__What the task asks__: Search the material below for the word "think". Copy every line that has it.
☆ ☆ ☆ ☆ ☆ ☆ ☆
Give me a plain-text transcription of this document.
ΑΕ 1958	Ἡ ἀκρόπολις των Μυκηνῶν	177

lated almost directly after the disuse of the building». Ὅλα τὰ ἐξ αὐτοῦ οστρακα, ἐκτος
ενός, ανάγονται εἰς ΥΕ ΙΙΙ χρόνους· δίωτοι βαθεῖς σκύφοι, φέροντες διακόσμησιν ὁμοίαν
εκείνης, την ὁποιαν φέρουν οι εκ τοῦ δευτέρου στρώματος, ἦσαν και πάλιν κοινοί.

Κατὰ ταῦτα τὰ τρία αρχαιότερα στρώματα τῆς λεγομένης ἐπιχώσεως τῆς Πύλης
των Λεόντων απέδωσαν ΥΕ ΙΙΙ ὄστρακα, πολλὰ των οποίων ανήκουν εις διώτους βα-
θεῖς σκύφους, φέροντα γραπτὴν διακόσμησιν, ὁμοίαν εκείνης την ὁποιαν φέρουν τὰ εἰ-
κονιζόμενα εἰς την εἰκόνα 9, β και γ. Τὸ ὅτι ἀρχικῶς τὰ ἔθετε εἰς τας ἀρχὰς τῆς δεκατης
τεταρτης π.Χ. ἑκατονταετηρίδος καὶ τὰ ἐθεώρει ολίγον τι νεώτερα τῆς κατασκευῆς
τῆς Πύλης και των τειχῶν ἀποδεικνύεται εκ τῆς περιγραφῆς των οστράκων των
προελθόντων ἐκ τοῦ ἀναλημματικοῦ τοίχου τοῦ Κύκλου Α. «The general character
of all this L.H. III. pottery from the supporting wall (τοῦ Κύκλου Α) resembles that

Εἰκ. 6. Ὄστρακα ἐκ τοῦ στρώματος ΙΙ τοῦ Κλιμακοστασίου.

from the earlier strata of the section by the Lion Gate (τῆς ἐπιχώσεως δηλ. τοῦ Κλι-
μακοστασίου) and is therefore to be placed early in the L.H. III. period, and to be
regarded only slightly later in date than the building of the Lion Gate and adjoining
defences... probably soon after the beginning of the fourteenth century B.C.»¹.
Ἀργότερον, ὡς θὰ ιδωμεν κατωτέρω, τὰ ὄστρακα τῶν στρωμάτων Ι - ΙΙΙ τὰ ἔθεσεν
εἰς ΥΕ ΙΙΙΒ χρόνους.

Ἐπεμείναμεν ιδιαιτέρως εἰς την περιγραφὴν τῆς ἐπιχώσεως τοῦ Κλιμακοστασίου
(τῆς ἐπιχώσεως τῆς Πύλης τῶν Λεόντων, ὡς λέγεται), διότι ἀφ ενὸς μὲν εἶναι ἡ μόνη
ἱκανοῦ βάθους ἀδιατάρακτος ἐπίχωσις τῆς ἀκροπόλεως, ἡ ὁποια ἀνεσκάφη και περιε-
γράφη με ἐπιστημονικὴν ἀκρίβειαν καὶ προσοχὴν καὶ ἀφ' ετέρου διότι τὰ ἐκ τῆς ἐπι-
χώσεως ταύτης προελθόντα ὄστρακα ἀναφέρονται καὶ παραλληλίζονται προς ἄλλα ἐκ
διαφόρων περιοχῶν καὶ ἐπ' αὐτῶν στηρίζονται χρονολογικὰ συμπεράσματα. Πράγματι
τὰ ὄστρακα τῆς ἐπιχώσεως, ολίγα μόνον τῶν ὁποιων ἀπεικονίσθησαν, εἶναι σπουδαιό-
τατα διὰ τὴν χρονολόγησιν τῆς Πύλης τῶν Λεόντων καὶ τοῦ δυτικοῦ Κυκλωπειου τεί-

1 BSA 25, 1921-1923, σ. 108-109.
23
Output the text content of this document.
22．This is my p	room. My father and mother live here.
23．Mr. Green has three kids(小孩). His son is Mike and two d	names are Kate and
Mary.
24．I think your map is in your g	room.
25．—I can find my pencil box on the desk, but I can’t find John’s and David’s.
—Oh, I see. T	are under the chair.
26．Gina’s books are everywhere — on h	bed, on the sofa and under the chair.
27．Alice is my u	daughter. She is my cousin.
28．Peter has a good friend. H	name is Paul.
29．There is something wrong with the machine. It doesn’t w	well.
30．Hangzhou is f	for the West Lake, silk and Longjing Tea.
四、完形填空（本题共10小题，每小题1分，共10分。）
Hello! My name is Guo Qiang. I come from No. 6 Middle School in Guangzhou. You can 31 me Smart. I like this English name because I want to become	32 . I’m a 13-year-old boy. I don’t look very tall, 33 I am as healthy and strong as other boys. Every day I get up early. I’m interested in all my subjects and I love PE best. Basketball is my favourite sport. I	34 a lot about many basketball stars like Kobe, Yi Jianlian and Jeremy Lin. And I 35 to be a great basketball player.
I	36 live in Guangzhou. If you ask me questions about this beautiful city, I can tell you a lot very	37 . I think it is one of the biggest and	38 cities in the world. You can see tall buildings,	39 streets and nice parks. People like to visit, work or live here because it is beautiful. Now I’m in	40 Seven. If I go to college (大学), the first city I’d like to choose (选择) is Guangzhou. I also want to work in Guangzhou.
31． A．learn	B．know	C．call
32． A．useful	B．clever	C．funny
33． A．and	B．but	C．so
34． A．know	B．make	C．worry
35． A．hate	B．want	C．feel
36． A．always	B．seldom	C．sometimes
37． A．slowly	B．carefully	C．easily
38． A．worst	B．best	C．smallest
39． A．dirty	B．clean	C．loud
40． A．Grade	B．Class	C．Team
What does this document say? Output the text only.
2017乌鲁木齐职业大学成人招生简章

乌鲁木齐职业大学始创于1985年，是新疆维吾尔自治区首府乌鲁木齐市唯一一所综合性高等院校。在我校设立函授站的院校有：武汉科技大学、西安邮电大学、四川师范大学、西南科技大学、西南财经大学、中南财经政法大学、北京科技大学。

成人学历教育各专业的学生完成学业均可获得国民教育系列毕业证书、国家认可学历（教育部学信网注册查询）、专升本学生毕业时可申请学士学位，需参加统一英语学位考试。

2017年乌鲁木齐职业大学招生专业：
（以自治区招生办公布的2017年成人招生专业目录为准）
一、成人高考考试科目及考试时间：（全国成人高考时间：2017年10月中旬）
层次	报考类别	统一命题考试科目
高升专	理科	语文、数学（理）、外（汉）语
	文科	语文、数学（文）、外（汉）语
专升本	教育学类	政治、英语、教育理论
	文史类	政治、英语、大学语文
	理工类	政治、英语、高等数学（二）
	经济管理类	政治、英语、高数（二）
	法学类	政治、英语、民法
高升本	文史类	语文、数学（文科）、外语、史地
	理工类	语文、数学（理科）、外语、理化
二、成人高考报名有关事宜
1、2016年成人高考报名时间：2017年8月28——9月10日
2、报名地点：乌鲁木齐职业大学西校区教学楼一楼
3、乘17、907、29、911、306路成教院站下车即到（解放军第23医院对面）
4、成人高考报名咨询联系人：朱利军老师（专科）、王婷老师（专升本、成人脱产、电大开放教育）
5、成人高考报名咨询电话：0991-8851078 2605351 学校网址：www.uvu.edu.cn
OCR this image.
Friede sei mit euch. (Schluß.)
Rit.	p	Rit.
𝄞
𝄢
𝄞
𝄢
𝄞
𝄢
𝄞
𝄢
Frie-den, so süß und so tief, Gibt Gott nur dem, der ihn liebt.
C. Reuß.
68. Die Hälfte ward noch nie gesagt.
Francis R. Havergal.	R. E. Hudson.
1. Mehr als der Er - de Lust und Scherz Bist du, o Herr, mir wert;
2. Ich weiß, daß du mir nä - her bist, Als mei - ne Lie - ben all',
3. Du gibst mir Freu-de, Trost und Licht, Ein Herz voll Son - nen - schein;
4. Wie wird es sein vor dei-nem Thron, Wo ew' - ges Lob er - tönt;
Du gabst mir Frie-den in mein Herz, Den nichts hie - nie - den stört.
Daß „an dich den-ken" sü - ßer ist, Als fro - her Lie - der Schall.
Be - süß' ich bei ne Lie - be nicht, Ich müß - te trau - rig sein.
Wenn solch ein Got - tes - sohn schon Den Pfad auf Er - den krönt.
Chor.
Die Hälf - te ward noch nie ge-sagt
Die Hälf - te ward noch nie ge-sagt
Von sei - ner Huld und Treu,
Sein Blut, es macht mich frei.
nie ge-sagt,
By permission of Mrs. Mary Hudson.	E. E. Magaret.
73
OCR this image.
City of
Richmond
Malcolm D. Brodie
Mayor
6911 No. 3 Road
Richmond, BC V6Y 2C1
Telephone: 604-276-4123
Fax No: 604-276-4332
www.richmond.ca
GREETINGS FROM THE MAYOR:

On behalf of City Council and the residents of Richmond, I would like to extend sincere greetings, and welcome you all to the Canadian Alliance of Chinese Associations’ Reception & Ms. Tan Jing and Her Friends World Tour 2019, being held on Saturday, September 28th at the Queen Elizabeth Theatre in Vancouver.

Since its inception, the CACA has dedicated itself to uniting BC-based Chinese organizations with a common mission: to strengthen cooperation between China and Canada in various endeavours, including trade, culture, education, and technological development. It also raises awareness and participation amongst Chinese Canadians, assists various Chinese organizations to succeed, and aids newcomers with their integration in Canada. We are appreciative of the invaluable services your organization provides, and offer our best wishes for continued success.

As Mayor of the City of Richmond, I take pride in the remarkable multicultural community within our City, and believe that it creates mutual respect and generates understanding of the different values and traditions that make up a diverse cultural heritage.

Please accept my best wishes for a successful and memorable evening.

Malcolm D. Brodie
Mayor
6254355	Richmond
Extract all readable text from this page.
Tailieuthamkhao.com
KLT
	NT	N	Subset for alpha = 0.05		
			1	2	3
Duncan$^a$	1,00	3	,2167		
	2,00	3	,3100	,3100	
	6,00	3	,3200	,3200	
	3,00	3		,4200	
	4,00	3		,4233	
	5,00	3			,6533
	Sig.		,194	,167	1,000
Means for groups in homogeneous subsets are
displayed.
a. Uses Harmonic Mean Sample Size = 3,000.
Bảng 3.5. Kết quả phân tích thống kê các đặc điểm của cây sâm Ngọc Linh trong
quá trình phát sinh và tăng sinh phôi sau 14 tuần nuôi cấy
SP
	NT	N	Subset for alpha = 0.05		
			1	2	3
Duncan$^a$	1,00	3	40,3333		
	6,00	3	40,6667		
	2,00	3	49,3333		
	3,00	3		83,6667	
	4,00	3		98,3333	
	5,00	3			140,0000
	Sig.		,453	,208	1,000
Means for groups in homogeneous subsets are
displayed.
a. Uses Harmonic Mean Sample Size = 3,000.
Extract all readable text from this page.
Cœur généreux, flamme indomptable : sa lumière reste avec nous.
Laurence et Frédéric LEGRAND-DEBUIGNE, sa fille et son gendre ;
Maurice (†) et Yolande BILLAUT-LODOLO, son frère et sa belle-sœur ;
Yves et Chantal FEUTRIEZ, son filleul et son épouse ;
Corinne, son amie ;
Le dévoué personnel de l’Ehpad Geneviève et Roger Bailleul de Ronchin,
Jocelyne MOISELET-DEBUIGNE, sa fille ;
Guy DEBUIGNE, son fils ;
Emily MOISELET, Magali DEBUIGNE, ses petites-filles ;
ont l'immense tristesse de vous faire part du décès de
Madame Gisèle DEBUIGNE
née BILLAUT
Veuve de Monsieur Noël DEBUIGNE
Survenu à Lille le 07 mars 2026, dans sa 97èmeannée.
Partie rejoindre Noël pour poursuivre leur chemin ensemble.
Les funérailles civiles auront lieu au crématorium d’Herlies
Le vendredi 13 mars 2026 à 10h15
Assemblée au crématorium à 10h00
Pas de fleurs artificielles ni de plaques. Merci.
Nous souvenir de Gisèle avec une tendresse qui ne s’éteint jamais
☆ ☆ ☆ ☆ ☆ ☆ ☆
__Full response__:
24．I think your map is in your g	room.
I	36 live in Guangzhou. If you ask me questions about this beautiful city, I can tell you a lot very	37 . I think it is one of the biggest and	38 cities in the world. You can see tall buildings,	39 streets and nice parks. People like to visit, work or live here because it is beautiful. Now I’m in	40 Seven. If I go to college (大学), the first city I’d like to choose (选择) is Guangzhou. I also want to work in Guangzhou.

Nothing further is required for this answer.